### Your objective
Set down all of the lines below exactly as they are given.

### Data excerpts

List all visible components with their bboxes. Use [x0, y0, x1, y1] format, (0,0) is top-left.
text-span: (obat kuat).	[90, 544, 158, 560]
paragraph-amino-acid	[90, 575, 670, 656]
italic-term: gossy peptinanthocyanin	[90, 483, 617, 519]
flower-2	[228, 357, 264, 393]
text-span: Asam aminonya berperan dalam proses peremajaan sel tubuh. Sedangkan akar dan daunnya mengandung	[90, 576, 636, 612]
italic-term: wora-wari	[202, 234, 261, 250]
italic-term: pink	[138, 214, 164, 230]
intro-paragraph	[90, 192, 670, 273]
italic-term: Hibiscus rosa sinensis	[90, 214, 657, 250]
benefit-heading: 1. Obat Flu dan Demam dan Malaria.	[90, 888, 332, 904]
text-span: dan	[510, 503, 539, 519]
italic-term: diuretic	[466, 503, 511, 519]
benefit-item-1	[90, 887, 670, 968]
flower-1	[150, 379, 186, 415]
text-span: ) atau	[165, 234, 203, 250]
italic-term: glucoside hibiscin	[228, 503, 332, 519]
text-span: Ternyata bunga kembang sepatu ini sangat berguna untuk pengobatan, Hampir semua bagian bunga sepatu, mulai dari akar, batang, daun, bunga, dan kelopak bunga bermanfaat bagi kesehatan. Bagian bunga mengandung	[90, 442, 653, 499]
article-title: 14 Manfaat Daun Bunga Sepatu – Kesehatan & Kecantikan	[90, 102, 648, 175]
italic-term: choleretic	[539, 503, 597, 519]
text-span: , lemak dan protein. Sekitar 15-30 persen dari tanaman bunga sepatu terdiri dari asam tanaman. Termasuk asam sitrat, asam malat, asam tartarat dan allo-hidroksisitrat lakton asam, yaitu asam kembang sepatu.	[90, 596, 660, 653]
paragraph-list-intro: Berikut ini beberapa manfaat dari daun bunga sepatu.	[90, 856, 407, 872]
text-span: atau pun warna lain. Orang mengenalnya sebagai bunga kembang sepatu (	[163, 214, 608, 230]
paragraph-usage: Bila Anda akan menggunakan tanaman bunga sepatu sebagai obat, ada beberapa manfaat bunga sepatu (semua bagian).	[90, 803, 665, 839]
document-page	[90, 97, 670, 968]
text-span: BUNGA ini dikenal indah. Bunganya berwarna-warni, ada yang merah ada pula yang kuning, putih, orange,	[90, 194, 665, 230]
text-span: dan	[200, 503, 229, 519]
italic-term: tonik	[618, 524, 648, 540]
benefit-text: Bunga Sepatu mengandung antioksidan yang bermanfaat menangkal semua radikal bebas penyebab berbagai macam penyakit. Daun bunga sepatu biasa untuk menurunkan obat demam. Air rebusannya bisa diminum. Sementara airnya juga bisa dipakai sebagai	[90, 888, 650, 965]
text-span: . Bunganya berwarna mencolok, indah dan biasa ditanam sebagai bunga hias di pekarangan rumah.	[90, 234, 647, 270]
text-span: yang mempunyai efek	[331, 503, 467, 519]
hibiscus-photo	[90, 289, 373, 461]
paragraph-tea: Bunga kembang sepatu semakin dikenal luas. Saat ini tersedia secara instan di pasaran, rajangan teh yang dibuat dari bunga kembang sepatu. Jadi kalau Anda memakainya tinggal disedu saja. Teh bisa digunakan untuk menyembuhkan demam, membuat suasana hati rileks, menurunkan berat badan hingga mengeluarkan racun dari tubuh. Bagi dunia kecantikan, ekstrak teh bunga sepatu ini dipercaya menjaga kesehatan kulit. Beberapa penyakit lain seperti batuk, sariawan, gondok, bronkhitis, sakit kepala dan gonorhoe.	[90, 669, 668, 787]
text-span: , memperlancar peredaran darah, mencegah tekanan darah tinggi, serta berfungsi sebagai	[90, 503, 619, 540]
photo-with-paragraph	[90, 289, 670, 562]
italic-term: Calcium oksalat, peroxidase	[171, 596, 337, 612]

### Exercise answer
List all visible components with their bboxes. Use [x0, y0, x1, y1] format, (0,0) is top-left.
text-span: (obat kuat).	[90, 544, 158, 560]
paragraph-amino-acid	[90, 575, 670, 656]
italic-term: gossy peptinanthocyanin	[90, 483, 617, 519]
flower-2	[228, 357, 264, 393]
text-span: Asam aminonya berperan dalam proses peremajaan sel tubuh. Sedangkan akar dan daunnya mengandung	[90, 576, 636, 612]
italic-term: wora-wari	[202, 234, 261, 250]
italic-term: pink	[138, 214, 164, 230]
intro-paragraph	[90, 192, 670, 273]
italic-term: Hibiscus rosa sinensis	[90, 214, 657, 250]
benefit-heading: 1. Obat Flu dan Demam dan Malaria.	[90, 888, 332, 904]
text-span: dan	[510, 503, 539, 519]
italic-term: diuretic	[466, 503, 511, 519]
benefit-item-1	[90, 887, 670, 968]
flower-1	[150, 379, 186, 415]
text-span: ) atau	[165, 234, 203, 250]
italic-term: glucoside hibiscin	[228, 503, 332, 519]
text-span: Ternyata bunga kembang sepatu ini sangat berguna untuk pengobatan, Hampir semua bagian bunga sepatu, mulai dari akar, batang, daun, bunga, dan kelopak bunga bermanfaat bagi kesehatan. Bagian bunga mengandung	[90, 442, 653, 499]
article-title: 14 Manfaat Daun Bunga Sepatu – Kesehatan & Kecantikan	[90, 102, 648, 175]
italic-term: choleretic	[539, 503, 597, 519]
text-span: , lemak dan protein. Sekitar 15-30 persen dari tanaman bunga sepatu terdiri dari asam tanaman. Termasuk asam sitrat, asam malat, asam tartarat dan allo-hidroksisitrat lakton asam, yaitu asam kembang sepatu.	[90, 596, 660, 653]
paragraph-list-intro: Berikut ini beberapa manfaat dari daun bunga sepatu.	[90, 856, 407, 872]
text-span: atau pun warna lain. Orang mengenalnya sebagai bunga kembang sepatu (	[163, 214, 608, 230]
paragraph-usage: Bila Anda akan menggunakan tanaman bunga sepatu sebagai obat, ada beberapa manfaat bunga sepatu (semua bagian).	[90, 803, 665, 839]
document-page	[90, 97, 670, 968]
text-span: BUNGA ini dikenal indah. Bunganya berwarna-warni, ada yang merah ada pula yang kuning, putih, orange,	[90, 194, 665, 230]
text-span: dan	[200, 503, 229, 519]
italic-term: tonik	[618, 524, 648, 540]
benefit-text: Bunga Sepatu mengandung antioksidan yang bermanfaat menangkal semua radikal bebas penyebab berbagai macam penyakit. Daun bunga sepatu biasa untuk menurunkan obat demam. Air rebusannya bisa diminum. Sementara airnya juga bisa dipakai sebagai	[90, 888, 650, 965]
text-span: . Bunganya berwarna mencolok, indah dan biasa ditanam sebagai bunga hias di pekarangan rumah.	[90, 234, 647, 270]
text-span: yang mempunyai efek	[331, 503, 467, 519]
hibiscus-photo	[90, 289, 373, 461]
paragraph-tea: Bunga kembang sepatu semakin dikenal luas. Saat ini tersedia secara instan di pasaran, rajangan teh yang dibuat dari bunga kembang sepatu. Jadi kalau Anda memakainya tinggal disedu saja. Teh bisa digunakan untuk menyembuhkan demam, membuat suasana hati rileks, menurunkan berat badan hingga mengeluarkan racun dari tubuh. Bagi dunia kecantikan, ekstrak teh bunga sepatu ini dipercaya menjaga kesehatan kulit. Beberapa penyakit lain seperti batuk, sariawan, gondok, bronkhitis, sakit kepala dan gonorhoe.	[90, 669, 668, 787]
text-span: , memperlancar peredaran darah, mencegah tekanan darah tinggi, serta berfungsi sebagai	[90, 503, 619, 540]
photo-with-paragraph	[90, 289, 670, 562]
italic-term: Calcium oksalat, peroxidase	[171, 596, 337, 612]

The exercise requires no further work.